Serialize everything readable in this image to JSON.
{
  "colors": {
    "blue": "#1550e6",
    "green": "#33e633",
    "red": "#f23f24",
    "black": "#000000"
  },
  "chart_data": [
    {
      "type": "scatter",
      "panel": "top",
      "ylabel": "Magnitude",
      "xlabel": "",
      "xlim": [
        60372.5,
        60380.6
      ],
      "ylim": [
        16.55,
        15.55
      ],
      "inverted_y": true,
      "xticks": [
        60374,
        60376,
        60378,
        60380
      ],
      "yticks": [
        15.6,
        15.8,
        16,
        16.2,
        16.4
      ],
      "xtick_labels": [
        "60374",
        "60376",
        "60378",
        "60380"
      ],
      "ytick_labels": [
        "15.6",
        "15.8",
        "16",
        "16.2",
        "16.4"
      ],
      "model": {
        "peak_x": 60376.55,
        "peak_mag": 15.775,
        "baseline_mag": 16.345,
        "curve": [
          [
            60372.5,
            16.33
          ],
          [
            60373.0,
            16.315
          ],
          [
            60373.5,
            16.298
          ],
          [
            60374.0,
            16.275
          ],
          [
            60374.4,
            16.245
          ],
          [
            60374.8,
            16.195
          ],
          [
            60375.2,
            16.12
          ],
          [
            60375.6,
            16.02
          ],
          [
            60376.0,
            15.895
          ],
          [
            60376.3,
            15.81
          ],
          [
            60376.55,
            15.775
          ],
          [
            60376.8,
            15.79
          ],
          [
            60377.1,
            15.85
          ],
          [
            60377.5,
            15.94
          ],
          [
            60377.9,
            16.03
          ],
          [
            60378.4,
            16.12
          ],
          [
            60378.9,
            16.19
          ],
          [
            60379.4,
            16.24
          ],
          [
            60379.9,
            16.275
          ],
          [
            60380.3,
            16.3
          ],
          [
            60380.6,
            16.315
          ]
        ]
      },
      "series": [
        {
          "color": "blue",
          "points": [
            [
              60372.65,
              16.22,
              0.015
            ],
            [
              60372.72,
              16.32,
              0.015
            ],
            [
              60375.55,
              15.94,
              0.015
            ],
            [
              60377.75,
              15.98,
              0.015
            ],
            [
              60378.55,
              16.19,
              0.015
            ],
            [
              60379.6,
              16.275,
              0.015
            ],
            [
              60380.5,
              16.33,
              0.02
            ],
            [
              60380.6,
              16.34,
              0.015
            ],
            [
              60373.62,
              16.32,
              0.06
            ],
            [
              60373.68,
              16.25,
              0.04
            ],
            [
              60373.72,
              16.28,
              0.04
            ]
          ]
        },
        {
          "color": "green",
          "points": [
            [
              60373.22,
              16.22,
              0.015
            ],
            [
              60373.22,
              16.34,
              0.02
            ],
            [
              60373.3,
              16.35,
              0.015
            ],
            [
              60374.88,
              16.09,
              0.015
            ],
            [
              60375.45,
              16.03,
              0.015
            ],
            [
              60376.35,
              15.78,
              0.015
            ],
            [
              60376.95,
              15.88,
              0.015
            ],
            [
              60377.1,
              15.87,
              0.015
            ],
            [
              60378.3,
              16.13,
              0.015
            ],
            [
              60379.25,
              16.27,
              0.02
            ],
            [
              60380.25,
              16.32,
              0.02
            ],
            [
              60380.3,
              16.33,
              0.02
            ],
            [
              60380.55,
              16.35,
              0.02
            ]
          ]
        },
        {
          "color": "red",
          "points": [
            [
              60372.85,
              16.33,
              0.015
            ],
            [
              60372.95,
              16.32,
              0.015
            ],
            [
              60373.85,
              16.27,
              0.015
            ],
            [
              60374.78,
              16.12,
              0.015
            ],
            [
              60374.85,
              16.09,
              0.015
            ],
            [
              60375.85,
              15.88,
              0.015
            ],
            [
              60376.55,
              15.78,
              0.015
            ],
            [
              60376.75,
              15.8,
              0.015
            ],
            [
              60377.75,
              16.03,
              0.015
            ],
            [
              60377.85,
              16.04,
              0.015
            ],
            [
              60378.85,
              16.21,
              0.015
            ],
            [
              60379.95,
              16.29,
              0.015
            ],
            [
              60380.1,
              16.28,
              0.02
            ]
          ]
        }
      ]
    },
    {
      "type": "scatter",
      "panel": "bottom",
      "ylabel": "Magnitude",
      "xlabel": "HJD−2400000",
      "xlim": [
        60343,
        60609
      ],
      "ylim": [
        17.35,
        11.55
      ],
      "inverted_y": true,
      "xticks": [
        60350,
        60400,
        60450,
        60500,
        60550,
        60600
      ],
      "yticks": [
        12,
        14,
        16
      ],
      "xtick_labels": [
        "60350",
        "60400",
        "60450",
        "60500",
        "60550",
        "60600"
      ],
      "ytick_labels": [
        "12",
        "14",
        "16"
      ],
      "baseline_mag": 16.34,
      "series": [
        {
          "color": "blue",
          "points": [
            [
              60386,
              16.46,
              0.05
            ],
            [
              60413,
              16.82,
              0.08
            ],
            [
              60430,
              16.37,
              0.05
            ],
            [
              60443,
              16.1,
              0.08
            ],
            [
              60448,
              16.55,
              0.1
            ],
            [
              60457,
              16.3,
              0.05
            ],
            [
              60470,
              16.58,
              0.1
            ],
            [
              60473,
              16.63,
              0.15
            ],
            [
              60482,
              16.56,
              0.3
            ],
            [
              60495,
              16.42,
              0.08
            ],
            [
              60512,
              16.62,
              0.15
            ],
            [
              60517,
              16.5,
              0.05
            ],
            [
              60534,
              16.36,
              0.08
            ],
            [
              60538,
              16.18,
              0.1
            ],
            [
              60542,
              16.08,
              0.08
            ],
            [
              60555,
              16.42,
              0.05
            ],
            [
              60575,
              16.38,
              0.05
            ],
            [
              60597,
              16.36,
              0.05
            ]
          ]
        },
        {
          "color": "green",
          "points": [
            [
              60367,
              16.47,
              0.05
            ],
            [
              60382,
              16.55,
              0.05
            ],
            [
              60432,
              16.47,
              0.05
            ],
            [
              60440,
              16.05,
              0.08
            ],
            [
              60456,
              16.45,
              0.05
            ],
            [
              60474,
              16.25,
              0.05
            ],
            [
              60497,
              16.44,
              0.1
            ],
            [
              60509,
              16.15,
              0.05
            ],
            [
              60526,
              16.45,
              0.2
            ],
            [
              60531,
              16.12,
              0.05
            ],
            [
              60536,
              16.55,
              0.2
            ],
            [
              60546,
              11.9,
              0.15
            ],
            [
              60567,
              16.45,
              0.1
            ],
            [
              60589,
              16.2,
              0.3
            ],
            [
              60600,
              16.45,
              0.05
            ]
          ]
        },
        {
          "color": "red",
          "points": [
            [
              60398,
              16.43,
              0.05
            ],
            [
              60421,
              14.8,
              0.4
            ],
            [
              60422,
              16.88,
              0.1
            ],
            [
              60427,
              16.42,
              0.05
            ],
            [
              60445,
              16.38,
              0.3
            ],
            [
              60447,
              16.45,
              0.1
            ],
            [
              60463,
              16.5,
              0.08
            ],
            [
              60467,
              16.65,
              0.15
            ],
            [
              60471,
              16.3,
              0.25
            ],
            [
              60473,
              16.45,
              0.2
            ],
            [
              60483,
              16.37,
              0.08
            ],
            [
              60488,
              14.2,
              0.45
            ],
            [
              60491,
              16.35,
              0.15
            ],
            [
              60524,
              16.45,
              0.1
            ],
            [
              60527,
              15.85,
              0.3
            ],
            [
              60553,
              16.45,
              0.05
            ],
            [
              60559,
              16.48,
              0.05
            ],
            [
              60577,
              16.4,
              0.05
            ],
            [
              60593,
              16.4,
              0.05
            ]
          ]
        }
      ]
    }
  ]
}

DESCRIPTION OF THE TASK>
Faithfully transcribe the whole of the data.

REPLY TO THE TASK>
Serialize everything readable in this image to JSON.
{
  "colors": {
    "blue": "#1550e6",
    "green": "#33e633",
    "red": "#f23f24",
    "black": "#000000"
  },
  "chart_data": [
    {
      "type": "scatter",
      "panel": "top",
      "ylabel": "Magnitude",
      "xlabel": "",
      "xlim": [
        60372.5,
        60380.6
      ],
      "ylim": [
        16.55,
        15.55
      ],
      "inverted_y": true,
      "xticks": [
        60374,
        60376,
        60378,
        60380
      ],
      "yticks": [
        15.6,
        15.8,
        16,
        16.2,
        16.4
      ],
      "xtick_labels": [
        "60374",
        "60376",
        "60378",
        "60380"
      ],
      "ytick_labels": [
        "15.6",
        "15.8",
        "16",
        "16.2",
        "16.4"
      ],
      "model": {
        "peak_x": 60376.55,
        "peak_mag": 15.775,
        "baseline_mag": 16.345,
        "curve": [
          [
            60372.5,
            16.33
          ],
          [
            60373.0,
            16.315
          ],
          [
            60373.5,
            16.298
          ],
          [
            60374.0,
            16.275
          ],
          [
            60374.4,
            16.245
          ],
          [
            60374.8,
            16.195
          ],
          [
            60375.2,
            16.12
          ],
          [
            60375.6,
            16.02
          ],
          [
            60376.0,
            15.895
          ],
          [
            60376.3,
            15.81
          ],
          [
            60376.55,
            15.775
          ],
          [
            60376.8,
            15.79
          ],
          [
            60377.1,
            15.85
          ],
          [
            60377.5,
            15.94
          ],
          [
            60377.9,
            16.03
          ],
          [
            60378.4,
            16.12
          ],
          [
            60378.9,
            16.19
          ],
          [
            60379.4,
            16.24
          ],
          [
            60379.9,
            16.275
          ],
          [
            60380.3,
            16.3
          ],
          [
            60380.6,
            16.315
          ]
        ]
      },
      "series": [
        {
          "color": "blue",
          "points": [
            [
              60372.65,
              16.22,
              0.015
            ],
            [
              60372.72,
              16.32,
              0.015
            ],
            [
              60375.55,
              15.94,
              0.015
            ],
            [
              60377.75,
              15.98,
              0.015
            ],
            [
              60378.55,
              16.19,
              0.015
            ],
            [
              60379.6,
              16.275,
              0.015
            ],
            [
              60380.5,
              16.33,
              0.02
            ],
            [
              60380.6,
              16.34,
              0.015
            ],
            [
              60373.62,
              16.32,
              0.06
            ],
            [
              60373.68,
              16.25,
              0.04
            ],
            [
              60373.72,
              16.28,
              0.04
            ]
          ]
        },
        {
          "color": "green",
          "points": [
            [
              60373.22,
              16.22,
              0.015
            ],
            [
              60373.22,
              16.34,
              0.02
            ],
            [
              60373.3,
              16.35,
              0.015
            ],
            [
              60374.88,
              16.09,
              0.015
            ],
            [
              60375.45,
              16.03,
              0.015
            ],
            [
              60376.35,
              15.78,
              0.015
            ],
            [
              60376.95,
              15.88,
              0.015
            ],
            [
              60377.1,
              15.87,
              0.015
            ],
            [
              60378.3,
              16.13,
              0.015
            ],
            [
              60379.25,
              16.27,
              0.02
            ],
            [
              60380.25,
              16.32,
              0.02
            ],
            [
              60380.3,
              16.33,
              0.02
            ],
            [
              60380.55,
              16.35,
              0.02
            ]
          ]
        },
        {
          "color": "red",
          "points": [
            [
              60372.85,
              16.33,
              0.015
            ],
            [
              60372.95,
              16.32,
              0.015
            ],
            [
              60373.85,
              16.27,
              0.015
            ],
            [
              60374.78,
              16.12,
              0.015
            ],
            [
              60374.85,
              16.09,
              0.015
            ],
            [
              60375.85,
              15.88,
              0.015
            ],
            [
              60376.55,
              15.78,
              0.015
            ],
            [
              60376.75,
              15.8,
              0.015
            ],
            [
              60377.75,
              16.03,
              0.015
            ],
            [
              60377.85,
              16.04,
              0.015
            ],
            [
              60378.85,
              16.21,
              0.015
            ],
            [
              60379.95,
              16.29,
              0.015
            ],
            [
              60380.1,
              16.28,
              0.02
            ]
          ]
        }
      ]
    },
    {
      "type": "scatter",
      "panel": "bottom",
      "ylabel": "Magnitude",
      "xlabel": "HJD−2400000",
      "xlim": [
        60343,
        60609
      ],
      "ylim": [
        17.35,
        11.55
      ],
      "inverted_y": true,
      "xticks": [
        60350,
        60400,
        60450,
        60500,
        60550,
        60600
      ],
      "yticks": [
        12,
        14,
        16
      ],
      "xtick_labels": [
        "60350",
        "60400",
        "60450",
        "60500",
        "60550",
        "60600"
      ],
      "ytick_labels": [
        "12",
        "14",
        "16"
      ],
      "baseline_mag": 16.34,
      "series": [
        {
          "color": "blue",
          "points": [
            [
              60386,
              16.46,
              0.05
            ],
            [
              60413,
              16.82,
              0.08
            ],
            [
              60430,
              16.37,
              0.05
            ],
            [
              60443,
              16.1,
              0.08
            ],
            [
              60448,
              16.55,
              0.1
            ],
            [
              60457,
              16.3,
              0.05
            ],
            [
              60470,
              16.58,
              0.1
            ],
            [
              60473,
              16.63,
              0.15
            ],
            [
              60482,
              16.56,
              0.3
            ],
            [
              60495,
              16.42,
              0.08
            ],
            [
              60512,
              16.62,
              0.15
            ],
            [
              60517,
              16.5,
              0.05
            ],
            [
              60534,
              16.36,
              0.08
            ],
            [
              60538,
              16.18,
              0.1
            ],
            [
              60542,
              16.08,
              0.08
            ],
            [
              60555,
              16.42,
              0.05
            ],
            [
              60575,
              16.38,
              0.05
            ],
            [
              60597,
              16.36,
              0.05
            ]
          ]
        },
        {
          "color": "green",
          "points": [
            [
              60367,
              16.47,
              0.05
            ],
            [
              60382,
              16.55,
              0.05
            ],
            [
              60432,
              16.47,
              0.05
            ],
            [
              60440,
              16.05,
              0.08
            ],
            [
              60456,
              16.45,
              0.05
            ],
            [
              60474,
              16.25,
              0.05
            ],
            [
              60497,
              16.44,
              0.1
            ],
            [
              60509,
              16.15,
              0.05
            ],
            [
              60526,
              16.45,
              0.2
            ],
            [
              60531,
              16.12,
              0.05
            ],
            [
              60536,
              16.55,
              0.2
            ],
            [
              60546,
              11.9,
              0.15
            ],
            [
              60567,
              16.45,
              0.1
            ],
            [
              60589,
              16.2,
              0.3
            ],
            [
              60600,
              16.45,
              0.05
            ]
          ]
        },
        {
          "color": "red",
          "points": [
            [
              60398,
              16.43,
              0.05
            ],
            [
              60421,
              14.8,
              0.4
            ],
            [
              60422,
              16.88,
              0.1
            ],
            [
              60427,
              16.42,
              0.05
            ],
            [
              60445,
              16.38,
              0.3
            ],
            [
              60447,
              16.45,
              0.1
            ],
            [
              60463,
              16.5,
              0.08
            ],
            [
              60467,
              16.65,
              0.15
            ],
            [
              60471,
              16.3,
              0.25
            ],
            [
              60473,
              16.45,
              0.2
            ],
            [
              60483,
              16.37,
              0.08
            ],
            [
              60488,
              14.2,
              0.45
            ],
            [
              60491,
              16.35,
              0.15
            ],
            [
              60524,
              16.45,
              0.1
            ],
            [
              60527,
              15.85,
              0.3
            ],
            [
              60553,
              16.45,
              0.05
            ],
            [
              60559,
              16.48,
              0.05
            ],
            [
              60577,
              16.4,
              0.05
            ],
            [
              60593,
              16.4,
              0.05
            ]
          ]
        }
      ]
    }
  ]
}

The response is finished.